======== Extract
Cover of Elsie's Bird by Jane Yolen

Elsie’s Bird

I was in the doctor’s office years ago, waiting for him to come into the room, and reading the Smithsonian Magazine. In it was a story about East Coast women who moved west to live to the Nebraska territory. Often these women went crazy because there were no identifiable sounds there. It was too big a place, too wind-through-prairie-grasses where they were more used to the tidy cities or the comfortable farms of the East. Some walked out into the tall grass until they were totally lost and died. But the ones who’d brought along canaries seemed to survive at a higher rate.

And of course, I thought: there’s a picture book here.

When I wrote it—and actually when I sold it to one of the many editors who originally turned the book down—it was the story of a young Boston woman who falls in love and goes west with her new husband. She brings along the bird, sticks close to home (the sod house) until one day the bird escapes the cage and flies out the window, and she has to go retrieve it.

The editor (the marvelous Patricia Gauch) sat for some time on the mss. and then said that it needed a child at the center. Make it the farmer’s little girl. And I said an immediate no. Then thought a minute and added, “Wait, let me try it.” And no sooner had I gotten a very rough bit down than I knew Patti had been absolutely right. She also got one of her award-winning illustrators, David Small—an artist who I admired greatly and enjoyed personally—to do the illlustration. He also lies in that area and his wife has made a spectacular “prairie garden.”

Now I subscribe to Smithsonian but have never gotten another picture book idea out of it. Yet.

Accolades:

  • Nominated for the 2013-2014 Georgia Children’s Book Award
  • “Elsie’s Bird” has been chosen as a Georgia Book Award Nominee for 2013-14
  • ELSIE’S BIRD chosen by Betsy Bird (haha, not related!) of Fuse #8 for one of the best picture books of the year.
================
======== Raw records
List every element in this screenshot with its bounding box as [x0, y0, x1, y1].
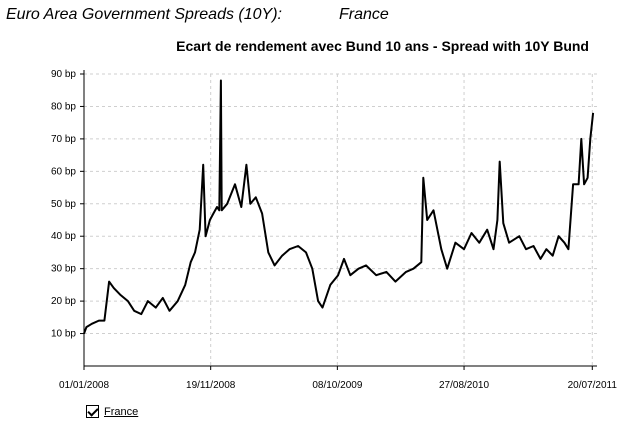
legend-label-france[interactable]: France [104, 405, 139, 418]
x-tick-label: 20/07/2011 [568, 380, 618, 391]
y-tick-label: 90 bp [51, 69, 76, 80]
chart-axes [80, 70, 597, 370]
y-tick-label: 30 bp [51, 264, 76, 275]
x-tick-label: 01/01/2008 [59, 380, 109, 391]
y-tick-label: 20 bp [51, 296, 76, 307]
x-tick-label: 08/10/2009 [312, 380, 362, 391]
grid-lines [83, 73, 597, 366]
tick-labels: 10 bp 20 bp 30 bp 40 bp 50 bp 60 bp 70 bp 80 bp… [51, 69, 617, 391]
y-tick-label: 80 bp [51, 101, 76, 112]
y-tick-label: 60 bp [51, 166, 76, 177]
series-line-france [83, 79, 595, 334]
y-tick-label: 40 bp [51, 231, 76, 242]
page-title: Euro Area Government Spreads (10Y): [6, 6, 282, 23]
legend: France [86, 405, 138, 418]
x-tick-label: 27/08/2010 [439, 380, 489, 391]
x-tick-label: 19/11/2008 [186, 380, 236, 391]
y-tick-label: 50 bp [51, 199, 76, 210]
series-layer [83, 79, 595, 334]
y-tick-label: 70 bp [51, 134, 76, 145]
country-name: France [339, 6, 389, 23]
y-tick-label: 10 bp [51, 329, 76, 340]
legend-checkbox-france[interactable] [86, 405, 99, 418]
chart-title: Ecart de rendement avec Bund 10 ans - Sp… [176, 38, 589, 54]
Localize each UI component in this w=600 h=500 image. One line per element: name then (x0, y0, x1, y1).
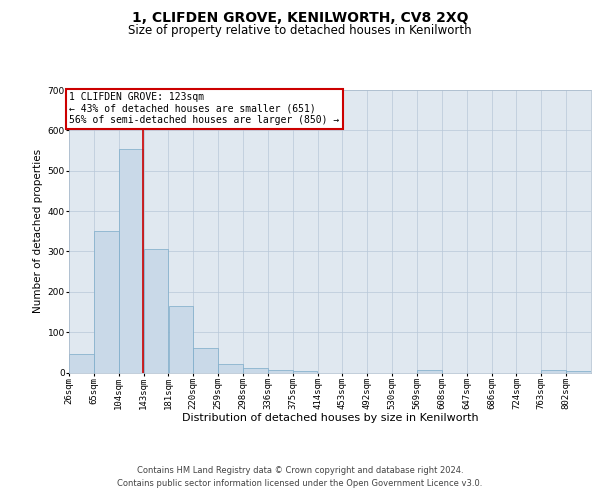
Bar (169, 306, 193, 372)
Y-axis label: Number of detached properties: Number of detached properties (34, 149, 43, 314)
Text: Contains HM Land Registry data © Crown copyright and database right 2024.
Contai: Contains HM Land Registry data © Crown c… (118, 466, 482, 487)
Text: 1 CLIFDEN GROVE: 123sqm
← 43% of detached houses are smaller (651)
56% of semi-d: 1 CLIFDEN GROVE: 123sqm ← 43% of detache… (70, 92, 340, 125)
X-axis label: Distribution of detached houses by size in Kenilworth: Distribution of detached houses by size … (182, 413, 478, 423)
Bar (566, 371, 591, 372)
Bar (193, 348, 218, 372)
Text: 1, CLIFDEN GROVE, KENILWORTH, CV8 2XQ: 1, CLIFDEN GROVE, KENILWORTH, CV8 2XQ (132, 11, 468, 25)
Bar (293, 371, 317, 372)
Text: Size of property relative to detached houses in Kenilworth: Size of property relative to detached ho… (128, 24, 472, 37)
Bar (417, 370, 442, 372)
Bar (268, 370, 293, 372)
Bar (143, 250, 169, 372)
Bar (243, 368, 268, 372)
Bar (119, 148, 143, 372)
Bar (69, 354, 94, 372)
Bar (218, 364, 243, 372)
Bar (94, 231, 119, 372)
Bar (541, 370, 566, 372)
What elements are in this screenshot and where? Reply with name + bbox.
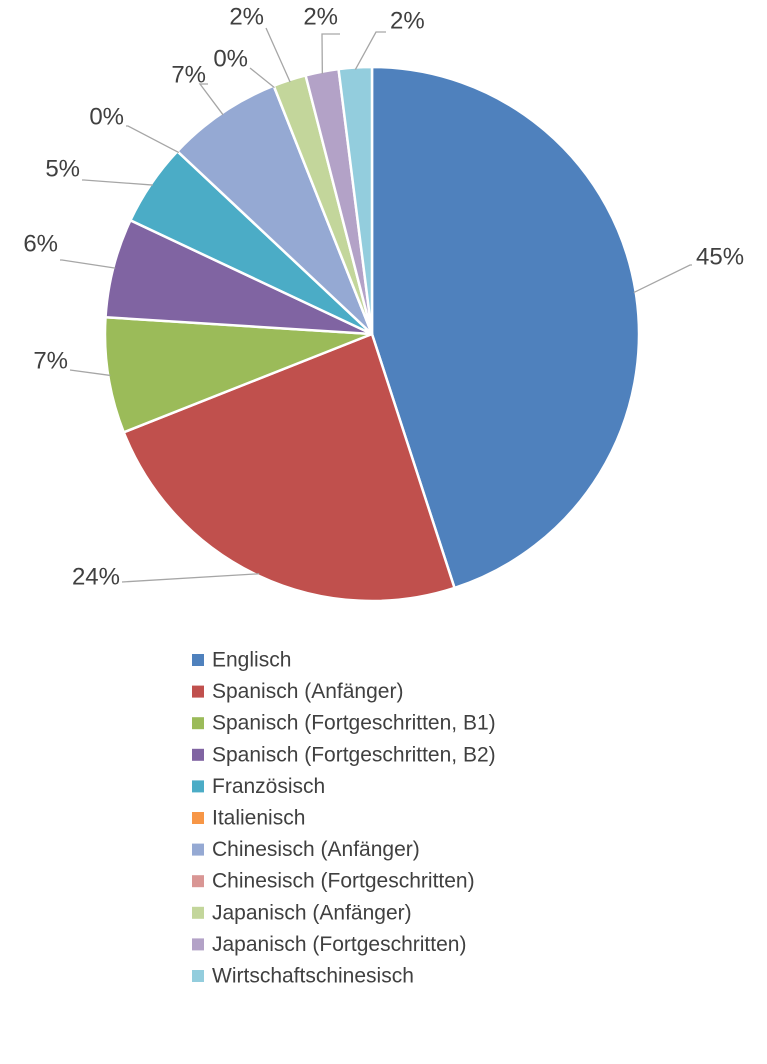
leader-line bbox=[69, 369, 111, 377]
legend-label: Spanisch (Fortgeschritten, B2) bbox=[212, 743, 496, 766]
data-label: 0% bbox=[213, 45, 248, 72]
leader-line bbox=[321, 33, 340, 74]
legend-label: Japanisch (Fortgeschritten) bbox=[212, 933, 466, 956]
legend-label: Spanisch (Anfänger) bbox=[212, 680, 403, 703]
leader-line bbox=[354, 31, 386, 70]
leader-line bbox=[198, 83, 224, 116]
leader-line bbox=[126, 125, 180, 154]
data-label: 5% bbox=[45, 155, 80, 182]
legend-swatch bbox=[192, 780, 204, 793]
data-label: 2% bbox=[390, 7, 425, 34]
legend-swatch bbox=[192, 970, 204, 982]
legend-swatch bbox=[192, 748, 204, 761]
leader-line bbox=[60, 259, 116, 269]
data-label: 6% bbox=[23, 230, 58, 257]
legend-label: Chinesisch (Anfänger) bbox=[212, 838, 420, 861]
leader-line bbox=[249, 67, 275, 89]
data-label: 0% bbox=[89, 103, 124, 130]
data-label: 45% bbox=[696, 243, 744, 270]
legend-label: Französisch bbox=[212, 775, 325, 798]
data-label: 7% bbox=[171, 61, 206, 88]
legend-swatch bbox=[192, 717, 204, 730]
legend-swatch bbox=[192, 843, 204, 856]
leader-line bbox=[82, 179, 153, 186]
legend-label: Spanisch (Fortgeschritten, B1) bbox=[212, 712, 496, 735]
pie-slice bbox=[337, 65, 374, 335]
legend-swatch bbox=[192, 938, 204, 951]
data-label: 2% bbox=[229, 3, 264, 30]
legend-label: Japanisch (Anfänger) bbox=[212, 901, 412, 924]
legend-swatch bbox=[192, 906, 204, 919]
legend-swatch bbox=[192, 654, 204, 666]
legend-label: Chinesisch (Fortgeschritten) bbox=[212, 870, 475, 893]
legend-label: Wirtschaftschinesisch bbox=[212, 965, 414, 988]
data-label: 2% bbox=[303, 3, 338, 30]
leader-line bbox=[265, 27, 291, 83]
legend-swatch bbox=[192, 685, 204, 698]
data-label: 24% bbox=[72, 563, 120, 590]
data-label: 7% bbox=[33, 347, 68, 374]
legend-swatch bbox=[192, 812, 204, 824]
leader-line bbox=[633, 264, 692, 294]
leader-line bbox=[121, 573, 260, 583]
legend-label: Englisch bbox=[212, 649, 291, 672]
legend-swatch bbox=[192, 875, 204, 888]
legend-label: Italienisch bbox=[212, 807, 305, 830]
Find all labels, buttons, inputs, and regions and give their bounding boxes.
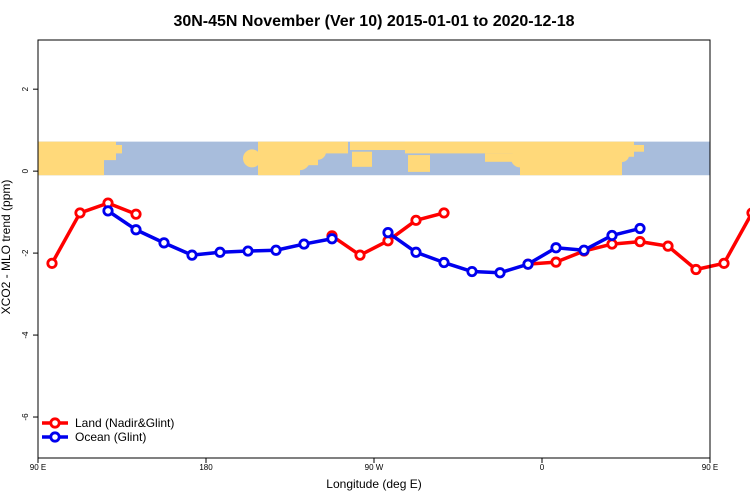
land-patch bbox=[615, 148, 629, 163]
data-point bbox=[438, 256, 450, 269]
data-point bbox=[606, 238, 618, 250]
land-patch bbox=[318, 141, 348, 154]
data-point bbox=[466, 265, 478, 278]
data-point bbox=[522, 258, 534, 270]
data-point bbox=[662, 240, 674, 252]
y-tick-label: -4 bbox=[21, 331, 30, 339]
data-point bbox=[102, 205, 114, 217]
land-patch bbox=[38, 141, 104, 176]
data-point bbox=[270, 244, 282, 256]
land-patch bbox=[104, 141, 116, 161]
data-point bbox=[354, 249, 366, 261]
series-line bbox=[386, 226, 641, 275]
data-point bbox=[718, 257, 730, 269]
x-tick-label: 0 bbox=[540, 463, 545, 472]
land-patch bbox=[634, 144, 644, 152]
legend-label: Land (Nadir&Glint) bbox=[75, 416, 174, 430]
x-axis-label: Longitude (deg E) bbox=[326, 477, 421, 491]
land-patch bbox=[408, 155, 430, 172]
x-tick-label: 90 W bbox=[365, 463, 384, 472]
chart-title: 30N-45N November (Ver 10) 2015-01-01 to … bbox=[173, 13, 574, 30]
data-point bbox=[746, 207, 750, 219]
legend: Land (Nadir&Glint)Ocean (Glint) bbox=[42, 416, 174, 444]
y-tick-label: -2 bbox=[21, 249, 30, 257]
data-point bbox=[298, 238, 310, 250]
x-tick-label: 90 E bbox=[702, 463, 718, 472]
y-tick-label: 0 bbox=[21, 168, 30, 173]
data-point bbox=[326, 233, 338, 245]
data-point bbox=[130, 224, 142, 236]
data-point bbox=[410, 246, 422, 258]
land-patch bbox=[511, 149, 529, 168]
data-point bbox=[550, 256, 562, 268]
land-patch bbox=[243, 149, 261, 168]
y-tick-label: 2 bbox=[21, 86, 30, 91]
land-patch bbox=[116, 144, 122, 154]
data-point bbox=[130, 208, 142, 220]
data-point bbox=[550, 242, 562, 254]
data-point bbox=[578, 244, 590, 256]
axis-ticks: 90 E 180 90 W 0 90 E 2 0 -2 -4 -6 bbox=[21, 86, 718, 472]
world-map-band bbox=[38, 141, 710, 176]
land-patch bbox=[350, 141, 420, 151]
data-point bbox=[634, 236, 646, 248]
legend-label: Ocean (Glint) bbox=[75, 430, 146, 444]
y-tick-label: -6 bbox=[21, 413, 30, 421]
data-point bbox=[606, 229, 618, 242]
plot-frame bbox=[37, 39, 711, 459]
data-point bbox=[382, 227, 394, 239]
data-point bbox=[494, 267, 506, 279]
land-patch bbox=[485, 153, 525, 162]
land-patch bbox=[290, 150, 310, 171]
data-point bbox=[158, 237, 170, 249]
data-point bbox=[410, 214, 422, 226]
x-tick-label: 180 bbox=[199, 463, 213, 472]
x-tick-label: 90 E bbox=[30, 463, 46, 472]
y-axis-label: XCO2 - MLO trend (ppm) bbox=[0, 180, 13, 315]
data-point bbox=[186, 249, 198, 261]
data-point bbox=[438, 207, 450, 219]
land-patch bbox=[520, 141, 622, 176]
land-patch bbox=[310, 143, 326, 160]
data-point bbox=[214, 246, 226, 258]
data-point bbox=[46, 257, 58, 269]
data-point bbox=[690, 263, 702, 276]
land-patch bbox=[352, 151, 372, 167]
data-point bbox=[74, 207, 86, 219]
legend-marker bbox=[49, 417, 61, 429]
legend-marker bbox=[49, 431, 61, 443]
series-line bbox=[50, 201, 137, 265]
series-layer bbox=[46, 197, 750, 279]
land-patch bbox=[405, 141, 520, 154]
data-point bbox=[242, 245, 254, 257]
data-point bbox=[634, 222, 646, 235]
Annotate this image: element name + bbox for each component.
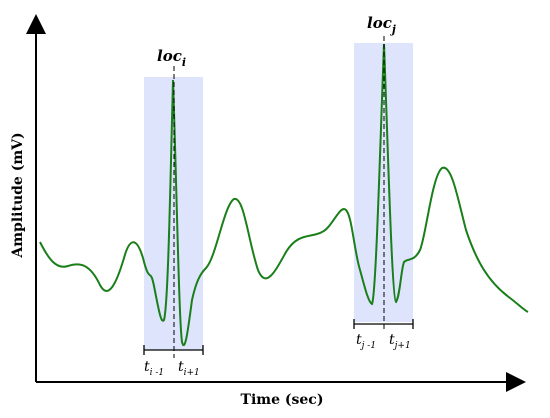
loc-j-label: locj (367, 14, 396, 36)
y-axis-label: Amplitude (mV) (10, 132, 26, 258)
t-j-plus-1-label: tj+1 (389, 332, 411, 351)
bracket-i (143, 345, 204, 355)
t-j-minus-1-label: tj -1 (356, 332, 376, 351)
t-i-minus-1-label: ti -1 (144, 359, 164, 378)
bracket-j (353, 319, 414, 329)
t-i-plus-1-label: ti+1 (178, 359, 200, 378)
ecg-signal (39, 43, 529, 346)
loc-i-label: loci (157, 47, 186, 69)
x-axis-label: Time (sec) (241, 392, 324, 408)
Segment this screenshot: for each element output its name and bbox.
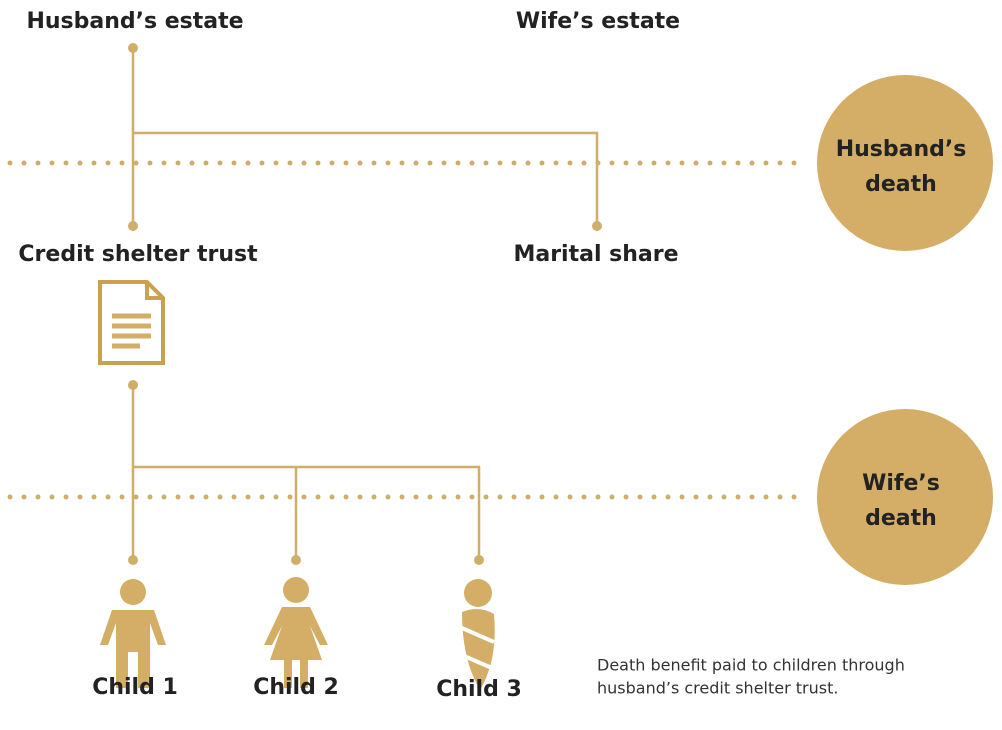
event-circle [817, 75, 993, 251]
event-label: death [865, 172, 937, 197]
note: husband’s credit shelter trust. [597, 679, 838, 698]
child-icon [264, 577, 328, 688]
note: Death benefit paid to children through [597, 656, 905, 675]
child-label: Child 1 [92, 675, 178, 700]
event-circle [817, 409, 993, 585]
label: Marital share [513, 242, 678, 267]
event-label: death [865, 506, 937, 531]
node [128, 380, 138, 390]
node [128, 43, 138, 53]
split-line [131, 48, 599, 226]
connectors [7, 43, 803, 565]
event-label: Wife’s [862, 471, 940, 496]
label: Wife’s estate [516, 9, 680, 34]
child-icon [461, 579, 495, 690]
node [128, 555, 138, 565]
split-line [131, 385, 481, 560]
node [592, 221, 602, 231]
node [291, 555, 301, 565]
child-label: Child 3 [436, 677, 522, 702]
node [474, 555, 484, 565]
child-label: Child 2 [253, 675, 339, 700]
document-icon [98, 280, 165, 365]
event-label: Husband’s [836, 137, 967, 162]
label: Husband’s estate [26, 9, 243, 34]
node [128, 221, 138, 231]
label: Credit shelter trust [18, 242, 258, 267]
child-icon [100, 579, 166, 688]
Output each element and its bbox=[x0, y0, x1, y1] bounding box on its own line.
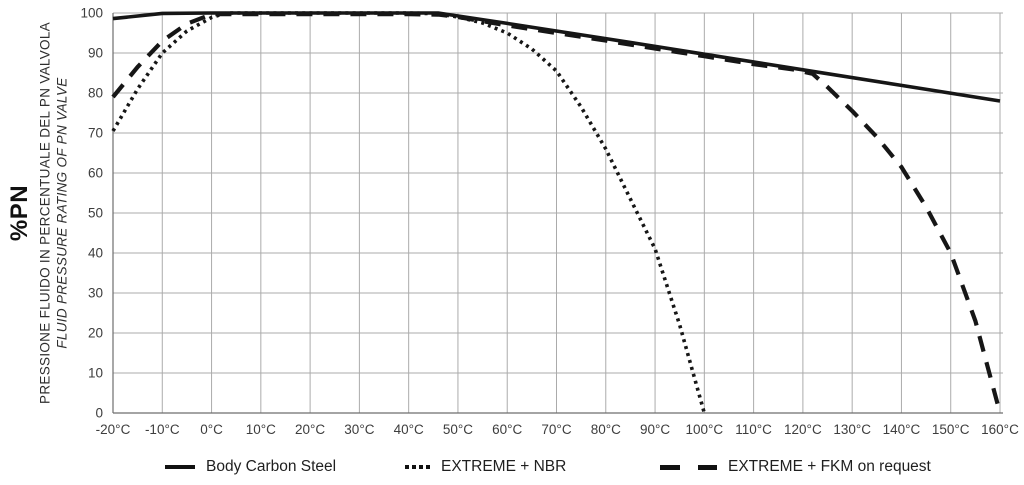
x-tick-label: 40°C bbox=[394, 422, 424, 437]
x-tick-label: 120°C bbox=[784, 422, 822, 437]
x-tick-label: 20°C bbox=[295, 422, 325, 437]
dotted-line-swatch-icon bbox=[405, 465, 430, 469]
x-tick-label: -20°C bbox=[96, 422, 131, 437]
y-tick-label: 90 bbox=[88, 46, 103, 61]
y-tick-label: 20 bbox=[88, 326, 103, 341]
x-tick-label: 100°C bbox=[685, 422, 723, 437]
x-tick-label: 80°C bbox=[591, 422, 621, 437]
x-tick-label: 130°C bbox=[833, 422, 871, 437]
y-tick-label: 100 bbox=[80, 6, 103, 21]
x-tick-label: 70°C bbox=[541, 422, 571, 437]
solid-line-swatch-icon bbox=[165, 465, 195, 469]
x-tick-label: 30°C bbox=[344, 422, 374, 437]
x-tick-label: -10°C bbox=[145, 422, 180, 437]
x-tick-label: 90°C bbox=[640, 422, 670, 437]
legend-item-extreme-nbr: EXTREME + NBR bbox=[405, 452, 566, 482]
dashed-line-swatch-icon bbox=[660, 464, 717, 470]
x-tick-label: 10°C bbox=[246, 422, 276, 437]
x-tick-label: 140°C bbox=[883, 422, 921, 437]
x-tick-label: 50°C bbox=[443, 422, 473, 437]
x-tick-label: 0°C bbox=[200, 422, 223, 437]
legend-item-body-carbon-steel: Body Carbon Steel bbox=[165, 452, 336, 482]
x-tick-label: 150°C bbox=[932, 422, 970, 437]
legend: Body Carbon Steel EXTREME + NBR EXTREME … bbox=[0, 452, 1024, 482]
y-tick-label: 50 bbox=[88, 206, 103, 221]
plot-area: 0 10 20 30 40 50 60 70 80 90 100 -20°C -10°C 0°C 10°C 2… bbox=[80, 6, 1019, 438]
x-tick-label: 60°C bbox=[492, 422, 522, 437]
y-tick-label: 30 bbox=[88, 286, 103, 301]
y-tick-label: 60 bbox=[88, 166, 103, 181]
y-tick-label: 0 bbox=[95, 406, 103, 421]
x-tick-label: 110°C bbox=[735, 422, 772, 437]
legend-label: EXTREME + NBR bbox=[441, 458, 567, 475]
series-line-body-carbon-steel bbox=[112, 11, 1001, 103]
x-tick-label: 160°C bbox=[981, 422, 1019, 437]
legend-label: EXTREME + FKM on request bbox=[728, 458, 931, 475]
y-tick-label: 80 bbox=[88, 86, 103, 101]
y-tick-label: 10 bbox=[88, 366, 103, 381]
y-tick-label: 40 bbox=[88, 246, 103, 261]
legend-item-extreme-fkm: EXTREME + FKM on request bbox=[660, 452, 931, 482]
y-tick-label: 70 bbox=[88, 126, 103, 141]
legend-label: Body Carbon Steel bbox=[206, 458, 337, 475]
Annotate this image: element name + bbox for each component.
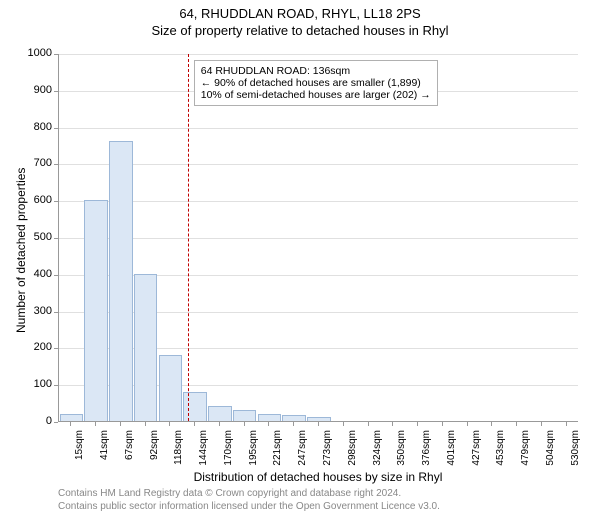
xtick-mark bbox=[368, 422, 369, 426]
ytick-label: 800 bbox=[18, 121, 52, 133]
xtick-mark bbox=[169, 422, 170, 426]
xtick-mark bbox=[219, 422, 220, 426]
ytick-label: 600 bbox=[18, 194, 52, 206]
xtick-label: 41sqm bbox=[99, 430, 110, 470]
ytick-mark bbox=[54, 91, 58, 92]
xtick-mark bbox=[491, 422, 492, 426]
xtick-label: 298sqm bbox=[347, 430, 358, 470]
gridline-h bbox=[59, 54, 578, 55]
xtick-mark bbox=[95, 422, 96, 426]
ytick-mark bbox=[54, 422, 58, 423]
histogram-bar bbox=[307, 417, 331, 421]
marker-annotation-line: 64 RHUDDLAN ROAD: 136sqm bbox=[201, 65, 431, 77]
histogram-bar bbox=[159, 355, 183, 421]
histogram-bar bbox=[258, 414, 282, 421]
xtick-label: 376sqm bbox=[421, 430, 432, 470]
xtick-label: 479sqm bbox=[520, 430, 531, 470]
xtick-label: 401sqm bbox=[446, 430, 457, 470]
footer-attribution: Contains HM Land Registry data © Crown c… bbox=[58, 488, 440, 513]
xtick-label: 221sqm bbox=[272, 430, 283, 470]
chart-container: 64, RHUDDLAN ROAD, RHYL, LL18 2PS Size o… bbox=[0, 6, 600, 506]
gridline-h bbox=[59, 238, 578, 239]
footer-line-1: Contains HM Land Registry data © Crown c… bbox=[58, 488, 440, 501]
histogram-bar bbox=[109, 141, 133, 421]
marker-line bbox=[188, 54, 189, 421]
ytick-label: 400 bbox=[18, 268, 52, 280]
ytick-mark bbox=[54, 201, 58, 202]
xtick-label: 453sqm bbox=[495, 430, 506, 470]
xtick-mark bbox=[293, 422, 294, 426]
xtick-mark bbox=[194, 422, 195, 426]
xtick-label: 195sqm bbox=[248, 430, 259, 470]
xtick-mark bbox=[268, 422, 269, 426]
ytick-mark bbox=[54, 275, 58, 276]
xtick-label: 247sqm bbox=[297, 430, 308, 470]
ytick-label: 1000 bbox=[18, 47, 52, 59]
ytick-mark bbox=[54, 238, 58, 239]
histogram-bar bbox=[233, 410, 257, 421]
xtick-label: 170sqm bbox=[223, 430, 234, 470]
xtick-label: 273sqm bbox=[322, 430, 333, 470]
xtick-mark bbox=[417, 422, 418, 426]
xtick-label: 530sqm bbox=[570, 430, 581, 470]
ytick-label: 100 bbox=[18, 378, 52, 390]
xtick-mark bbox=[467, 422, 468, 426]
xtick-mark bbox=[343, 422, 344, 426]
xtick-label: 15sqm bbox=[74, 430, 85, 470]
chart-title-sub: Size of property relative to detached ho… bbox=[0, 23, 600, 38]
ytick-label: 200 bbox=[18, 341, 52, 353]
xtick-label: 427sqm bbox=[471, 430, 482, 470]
================
▶ Jobs
a – Repeat the stretch of the Elsie's Bird essay from "I was in the" through "a higher rate.".
b – According to the Elsie's Bird essay, what did the editor say the story needed at its center?

▶ Solution list
a –
I was in the doctor’s office years ago, waiting for him to come into the room, and reading the Smithsonian Magazine. In it was a story about East Coast women who moved west to live to the Nebraska territory. Often these women went crazy because there were no identifiable sounds there. It was too big a place, too wind-through-prairie-grasses where they were more used to the tidy cities or the comfortable farms of the East. Some walked out into the tall grass until they were totally lost and died. But the ones who’d brought along canaries seemed to survive at a higher rate.

b – A child, specifically the farmer's little girl.